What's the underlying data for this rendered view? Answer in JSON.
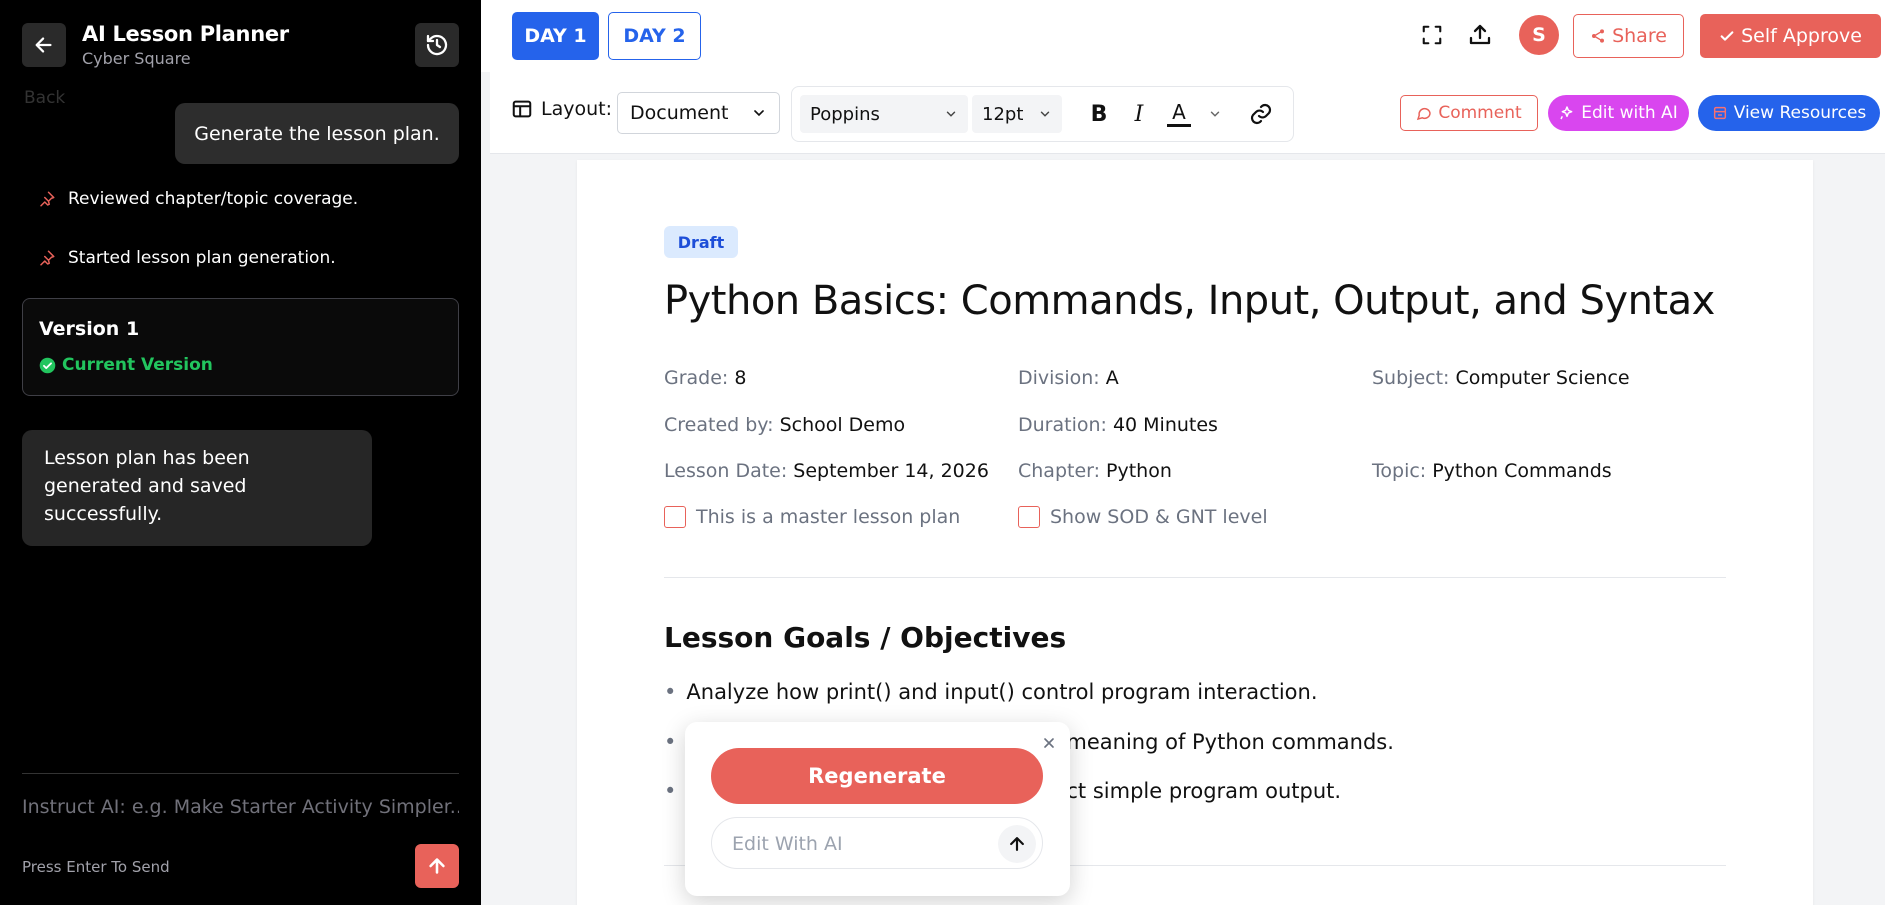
{
  "sidebar": {
    "title": "AI Lesson Planner",
    "subtitle": "Cyber Square",
    "back_label": "Back",
    "user_message": "Generate the lesson plan.",
    "steps": [
      "Reviewed chapter/topic coverage.",
      "Started lesson plan generation."
    ],
    "version": {
      "title": "Version 1",
      "status": "Current Version"
    },
    "ai_message": "Lesson plan has been generated and saved successfully.",
    "instruct_placeholder": "Instruct AI: e.g. Make Starter Activity Simpler...",
    "press_enter": "Press Enter To Send"
  },
  "topbar": {
    "tabs": [
      "DAY 1",
      "DAY 2"
    ],
    "avatar_initial": "S",
    "share_label": "Share",
    "approve_label": "Self Approve"
  },
  "toolbar": {
    "layout_label": "Layout:",
    "layout_value": "Document",
    "font_value": "Poppins",
    "size_value": "12pt",
    "bold": "B",
    "italic": "I",
    "text_color": "A",
    "comment_label": "Comment",
    "edit_ai_label": "Edit with AI",
    "resources_label": "View Resources"
  },
  "document": {
    "badge": "Draft",
    "title": "Python Basics: Commands, Input, Output, and Syntax",
    "meta": {
      "grade_k": "Grade:",
      "grade_v": "8",
      "division_k": "Division:",
      "division_v": "A",
      "subject_k": "Subject:",
      "subject_v": "Computer Science",
      "created_k": "Created by:",
      "created_v": "School Demo",
      "duration_k": "Duration:",
      "duration_v": "40 Minutes",
      "date_k": "Lesson Date:",
      "date_v": "September 14, 2026",
      "chapter_k": "Chapter:",
      "chapter_v": "Python",
      "topic_k": "Topic:",
      "topic_v": "Python Commands"
    },
    "master_checkbox": "This is a master lesson plan",
    "sod_checkbox": "Show SOD & GNT level",
    "section_title": "Lesson Goals / Objectives",
    "goals": [
      "Analyze how print() and input() control program interaction.",
      "meaning of Python commands.",
      "ct simple program output."
    ]
  },
  "popup": {
    "regenerate_label": "Regenerate",
    "edit_placeholder": "Edit With AI"
  },
  "colors": {
    "accent_red": "#e8625a",
    "primary_blue": "#2563eb",
    "magenta": "#d946ef",
    "success_green": "#22c55e"
  }
}
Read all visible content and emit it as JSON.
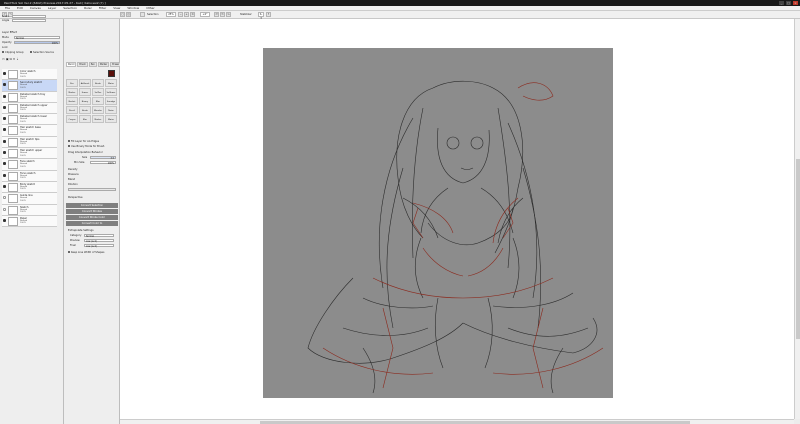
---------------
Pictures are excluded; repeat every record exactly.

What's the underlying data for this rendered view? Answer in JSON.
{
  "sidebar": {
    "title": "AI Lesson Planner",
    "subtitle": "Cyber Square",
    "back_label": "Back",
    "user_message": "Generate the lesson plan.",
    "steps": [
      "Reviewed chapter/topic coverage.",
      "Started lesson plan generation."
    ],
    "version": {
      "title": "Version 1",
      "status": "Current Version"
    },
    "ai_message": "Lesson plan has been generated and saved successfully.",
    "instruct_placeholder": "Instruct AI: e.g. Make Starter Activity Simpler...",
    "press_enter": "Press Enter To Send"
  },
  "topbar": {
    "tabs": [
      "DAY 1",
      "DAY 2"
    ],
    "avatar_initial": "S",
    "share_label": "Share",
    "approve_label": "Self Approve"
  },
  "toolbar": {
    "layout_label": "Layout:",
    "layout_value": "Document",
    "font_value": "Poppins",
    "size_value": "12pt",
    "bold": "B",
    "italic": "I",
    "text_color": "A",
    "comment_label": "Comment",
    "edit_ai_label": "Edit with AI",
    "resources_label": "View Resources"
  },
  "document": {
    "badge": "Draft",
    "title": "Python Basics: Commands, Input, Output, and Syntax",
    "meta": {
      "grade_k": "Grade:",
      "grade_v": "8",
      "division_k": "Division:",
      "division_v": "A",
      "subject_k": "Subject:",
      "subject_v": "Computer Science",
      "created_k": "Created by:",
      "created_v": "School Demo",
      "duration_k": "Duration:",
      "duration_v": "40 Minutes",
      "date_k": "Lesson Date:",
      "date_v": "September 14, 2026",
      "chapter_k": "Chapter:",
      "chapter_v": "Python",
      "topic_k": "Topic:",
      "topic_v": "Python Commands"
    },
    "master_checkbox": "This is a master lesson plan",
    "sod_checkbox": "Show SOD & GNT level",
    "section_title": "Lesson Goals / Objectives",
    "goals": [
      "Analyze how print() and input() control program interaction.",
      "meaning of Python commands.",
      "ct simple program output."
    ]
  },
  "popup": {
    "regenerate_label": "Regenerate",
    "edit_placeholder": "Edit With AI"
  },
  "colors": {
    "accent_red": "#e8625a",
    "primary_blue": "#2563eb",
    "magenta": "#d946ef",
    "success_green": "#22c55e"
  }
}
Read all visible content and emit it as JSON.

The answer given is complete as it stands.